Extracted data entries
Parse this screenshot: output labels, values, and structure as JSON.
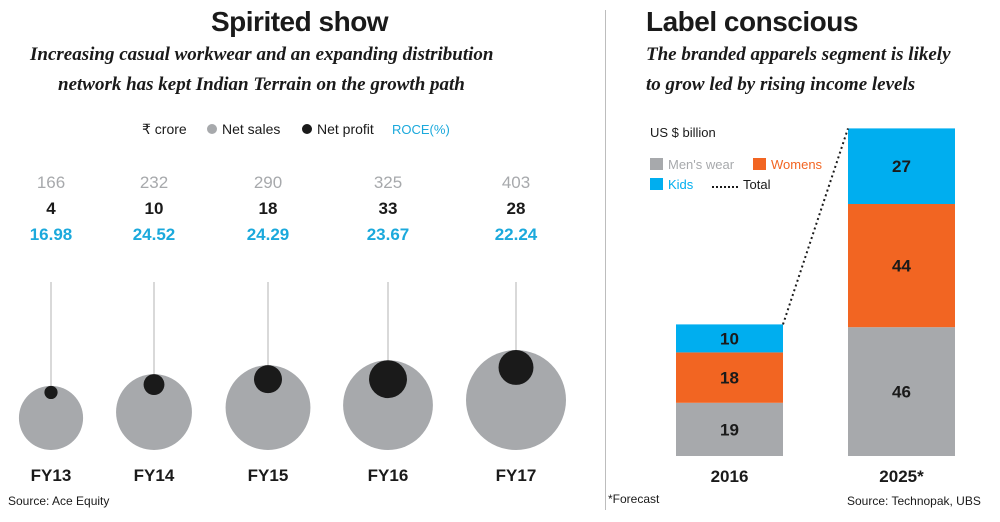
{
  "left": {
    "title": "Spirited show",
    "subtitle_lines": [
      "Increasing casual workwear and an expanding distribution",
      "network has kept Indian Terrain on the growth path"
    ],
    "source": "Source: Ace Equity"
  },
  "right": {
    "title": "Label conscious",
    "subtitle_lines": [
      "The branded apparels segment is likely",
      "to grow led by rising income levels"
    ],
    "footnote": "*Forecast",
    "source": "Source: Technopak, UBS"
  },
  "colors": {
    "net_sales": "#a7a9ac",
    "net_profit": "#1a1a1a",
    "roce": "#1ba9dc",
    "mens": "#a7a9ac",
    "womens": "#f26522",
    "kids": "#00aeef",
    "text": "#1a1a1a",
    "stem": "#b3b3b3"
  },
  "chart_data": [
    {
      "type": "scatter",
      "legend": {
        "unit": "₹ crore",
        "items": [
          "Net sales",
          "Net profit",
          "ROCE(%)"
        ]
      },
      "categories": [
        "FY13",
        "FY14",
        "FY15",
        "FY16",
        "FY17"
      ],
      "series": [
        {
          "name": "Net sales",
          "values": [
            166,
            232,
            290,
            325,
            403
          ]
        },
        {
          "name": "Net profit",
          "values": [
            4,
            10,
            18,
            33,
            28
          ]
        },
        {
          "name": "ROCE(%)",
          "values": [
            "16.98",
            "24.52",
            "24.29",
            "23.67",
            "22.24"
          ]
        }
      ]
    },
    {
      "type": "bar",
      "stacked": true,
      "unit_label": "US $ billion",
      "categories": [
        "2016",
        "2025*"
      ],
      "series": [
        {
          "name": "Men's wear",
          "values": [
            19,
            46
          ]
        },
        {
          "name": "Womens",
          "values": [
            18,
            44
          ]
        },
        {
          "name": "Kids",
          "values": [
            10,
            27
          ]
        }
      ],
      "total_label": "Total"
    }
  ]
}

* [Task prompt]: Leave out the pictures and copy every record above exactly.

* [Full answer]:
Parse this screenshot: output labels, values, and structure as JSON.
{
  "left": {
    "title": "Spirited show",
    "subtitle_lines": [
      "Increasing casual workwear and an expanding distribution",
      "network has kept Indian Terrain on the growth path"
    ],
    "source": "Source: Ace Equity"
  },
  "right": {
    "title": "Label conscious",
    "subtitle_lines": [
      "The branded apparels segment is likely",
      "to grow led by rising income levels"
    ],
    "footnote": "*Forecast",
    "source": "Source: Technopak, UBS"
  },
  "colors": {
    "net_sales": "#a7a9ac",
    "net_profit": "#1a1a1a",
    "roce": "#1ba9dc",
    "mens": "#a7a9ac",
    "womens": "#f26522",
    "kids": "#00aeef",
    "text": "#1a1a1a",
    "stem": "#b3b3b3"
  },
  "chart_data": [
    {
      "type": "scatter",
      "legend": {
        "unit": "₹ crore",
        "items": [
          "Net sales",
          "Net profit",
          "ROCE(%)"
        ]
      },
      "categories": [
        "FY13",
        "FY14",
        "FY15",
        "FY16",
        "FY17"
      ],
      "series": [
        {
          "name": "Net sales",
          "values": [
            166,
            232,
            290,
            325,
            403
          ]
        },
        {
          "name": "Net profit",
          "values": [
            4,
            10,
            18,
            33,
            28
          ]
        },
        {
          "name": "ROCE(%)",
          "values": [
            "16.98",
            "24.52",
            "24.29",
            "23.67",
            "22.24"
          ]
        }
      ]
    },
    {
      "type": "bar",
      "stacked": true,
      "unit_label": "US $ billion",
      "categories": [
        "2016",
        "2025*"
      ],
      "series": [
        {
          "name": "Men's wear",
          "values": [
            19,
            46
          ]
        },
        {
          "name": "Womens",
          "values": [
            18,
            44
          ]
        },
        {
          "name": "Kids",
          "values": [
            10,
            27
          ]
        }
      ],
      "total_label": "Total"
    }
  ]
}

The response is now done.